--- TASK BRIEF ---
Restate the entries below word for word, omitting nothing.

Dataset rows about figures
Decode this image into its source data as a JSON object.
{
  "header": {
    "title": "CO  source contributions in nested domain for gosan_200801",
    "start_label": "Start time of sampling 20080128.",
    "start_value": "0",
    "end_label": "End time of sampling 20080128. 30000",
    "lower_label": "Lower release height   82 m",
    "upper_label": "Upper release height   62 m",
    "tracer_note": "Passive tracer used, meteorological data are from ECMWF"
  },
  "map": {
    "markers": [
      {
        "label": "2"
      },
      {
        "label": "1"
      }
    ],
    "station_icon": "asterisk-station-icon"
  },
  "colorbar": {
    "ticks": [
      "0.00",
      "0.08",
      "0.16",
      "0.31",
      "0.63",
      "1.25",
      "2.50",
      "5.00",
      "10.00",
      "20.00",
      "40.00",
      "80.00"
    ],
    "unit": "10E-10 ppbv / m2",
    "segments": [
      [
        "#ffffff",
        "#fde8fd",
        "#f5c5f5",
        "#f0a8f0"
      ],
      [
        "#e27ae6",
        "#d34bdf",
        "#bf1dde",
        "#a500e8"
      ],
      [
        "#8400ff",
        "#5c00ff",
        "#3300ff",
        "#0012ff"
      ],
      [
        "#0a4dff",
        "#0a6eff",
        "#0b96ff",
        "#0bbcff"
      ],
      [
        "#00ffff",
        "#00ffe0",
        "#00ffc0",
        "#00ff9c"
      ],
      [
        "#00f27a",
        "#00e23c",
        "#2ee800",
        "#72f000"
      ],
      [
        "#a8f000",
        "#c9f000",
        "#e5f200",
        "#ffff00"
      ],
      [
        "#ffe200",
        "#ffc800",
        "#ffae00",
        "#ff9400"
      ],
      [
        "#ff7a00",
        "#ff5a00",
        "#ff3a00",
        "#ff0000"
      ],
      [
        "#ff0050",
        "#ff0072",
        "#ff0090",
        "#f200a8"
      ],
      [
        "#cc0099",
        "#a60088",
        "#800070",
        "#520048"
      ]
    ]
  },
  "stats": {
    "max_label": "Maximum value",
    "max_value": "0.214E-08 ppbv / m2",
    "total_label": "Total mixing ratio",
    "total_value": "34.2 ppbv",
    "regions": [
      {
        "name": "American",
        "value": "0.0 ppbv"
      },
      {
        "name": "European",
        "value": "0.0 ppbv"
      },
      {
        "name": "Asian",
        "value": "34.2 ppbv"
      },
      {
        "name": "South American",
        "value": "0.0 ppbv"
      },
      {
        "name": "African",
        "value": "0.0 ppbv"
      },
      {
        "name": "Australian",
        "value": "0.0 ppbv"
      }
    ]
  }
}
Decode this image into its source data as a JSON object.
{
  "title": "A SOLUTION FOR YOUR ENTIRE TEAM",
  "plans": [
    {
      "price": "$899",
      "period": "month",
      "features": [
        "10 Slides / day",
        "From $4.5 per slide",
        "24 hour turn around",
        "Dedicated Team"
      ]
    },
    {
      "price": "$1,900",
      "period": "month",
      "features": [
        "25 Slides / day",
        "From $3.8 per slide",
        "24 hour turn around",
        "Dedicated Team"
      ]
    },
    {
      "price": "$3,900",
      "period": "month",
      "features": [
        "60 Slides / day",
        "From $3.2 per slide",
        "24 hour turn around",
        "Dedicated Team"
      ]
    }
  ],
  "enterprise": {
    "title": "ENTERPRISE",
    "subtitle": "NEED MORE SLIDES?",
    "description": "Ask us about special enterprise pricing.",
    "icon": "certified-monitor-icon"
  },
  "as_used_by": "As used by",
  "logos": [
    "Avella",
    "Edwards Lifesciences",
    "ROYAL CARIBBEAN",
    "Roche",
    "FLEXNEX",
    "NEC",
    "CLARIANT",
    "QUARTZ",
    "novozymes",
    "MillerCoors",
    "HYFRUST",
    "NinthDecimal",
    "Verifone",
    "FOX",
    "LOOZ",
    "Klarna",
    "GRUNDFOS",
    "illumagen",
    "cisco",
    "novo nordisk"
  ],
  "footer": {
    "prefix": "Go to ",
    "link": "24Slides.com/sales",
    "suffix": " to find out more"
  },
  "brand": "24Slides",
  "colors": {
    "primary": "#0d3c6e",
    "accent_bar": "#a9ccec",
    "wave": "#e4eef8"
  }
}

--- ANSWER IN FULL ---
Decode this image into its source data as a JSON object.
{
  "header": {
    "title": "CO  source contributions in nested domain for gosan_200801",
    "start_label": "Start time of sampling 20080128.",
    "start_value": "0",
    "end_label": "End time of sampling 20080128. 30000",
    "lower_label": "Lower release height   82 m",
    "upper_label": "Upper release height   62 m",
    "tracer_note": "Passive tracer used, meteorological data are from ECMWF"
  },
  "map": {
    "markers": [
      {
        "label": "2"
      },
      {
        "label": "1"
      }
    ],
    "station_icon": "asterisk-station-icon"
  },
  "colorbar": {
    "ticks": [
      "0.00",
      "0.08",
      "0.16",
      "0.31",
      "0.63",
      "1.25",
      "2.50",
      "5.00",
      "10.00",
      "20.00",
      "40.00",
      "80.00"
    ],
    "unit": "10E-10 ppbv / m2",
    "segments": [
      [
        "#ffffff",
        "#fde8fd",
        "#f5c5f5",
        "#f0a8f0"
      ],
      [
        "#e27ae6",
        "#d34bdf",
        "#bf1dde",
        "#a500e8"
      ],
      [
        "#8400ff",
        "#5c00ff",
        "#3300ff",
        "#0012ff"
      ],
      [
        "#0a4dff",
        "#0a6eff",
        "#0b96ff",
        "#0bbcff"
      ],
      [
        "#00ffff",
        "#00ffe0",
        "#00ffc0",
        "#00ff9c"
      ],
      [
        "#00f27a",
        "#00e23c",
        "#2ee800",
        "#72f000"
      ],
      [
        "#a8f000",
        "#c9f000",
        "#e5f200",
        "#ffff00"
      ],
      [
        "#ffe200",
        "#ffc800",
        "#ffae00",
        "#ff9400"
      ],
      [
        "#ff7a00",
        "#ff5a00",
        "#ff3a00",
        "#ff0000"
      ],
      [
        "#ff0050",
        "#ff0072",
        "#ff0090",
        "#f200a8"
      ],
      [
        "#cc0099",
        "#a60088",
        "#800070",
        "#520048"
      ]
    ]
  },
  "stats": {
    "max_label": "Maximum value",
    "max_value": "0.214E-08 ppbv / m2",
    "total_label": "Total mixing ratio",
    "total_value": "34.2 ppbv",
    "regions": [
      {
        "name": "American",
        "value": "0.0 ppbv"
      },
      {
        "name": "European",
        "value": "0.0 ppbv"
      },
      {
        "name": "Asian",
        "value": "34.2 ppbv"
      },
      {
        "name": "South American",
        "value": "0.0 ppbv"
      },
      {
        "name": "African",
        "value": "0.0 ppbv"
      },
      {
        "name": "Australian",
        "value": "0.0 ppbv"
      }
    ]
  }
}
Decode this image into its source data as a JSON object.
{
  "title": "A SOLUTION FOR YOUR ENTIRE TEAM",
  "plans": [
    {
      "price": "$899",
      "period": "month",
      "features": [
        "10 Slides / day",
        "From $4.5 per slide",
        "24 hour turn around",
        "Dedicated Team"
      ]
    },
    {
      "price": "$1,900",
      "period": "month",
      "features": [
        "25 Slides / day",
        "From $3.8 per slide",
        "24 hour turn around",
        "Dedicated Team"
      ]
    },
    {
      "price": "$3,900",
      "period": "month",
      "features": [
        "60 Slides / day",
        "From $3.2 per slide",
        "24 hour turn around",
        "Dedicated Team"
      ]
    }
  ],
  "enterprise": {
    "title": "ENTERPRISE",
    "subtitle": "NEED MORE SLIDES?",
    "description": "Ask us about special enterprise pricing.",
    "icon": "certified-monitor-icon"
  },
  "as_used_by": "As used by",
  "logos": [
    "Avella",
    "Edwards Lifesciences",
    "ROYAL CARIBBEAN",
    "Roche",
    "FLEXNEX",
    "NEC",
    "CLARIANT",
    "QUARTZ",
    "novozymes",
    "MillerCoors",
    "HYFRUST",
    "NinthDecimal",
    "Verifone",
    "FOX",
    "LOOZ",
    "Klarna",
    "GRUNDFOS",
    "illumagen",
    "cisco",
    "novo nordisk"
  ],
  "footer": {
    "prefix": "Go to ",
    "link": "24Slides.com/sales",
    "suffix": " to find out more"
  },
  "brand": "24Slides",
  "colors": {
    "primary": "#0d3c6e",
    "accent_bar": "#a9ccec",
    "wave": "#e4eef8"
  }
}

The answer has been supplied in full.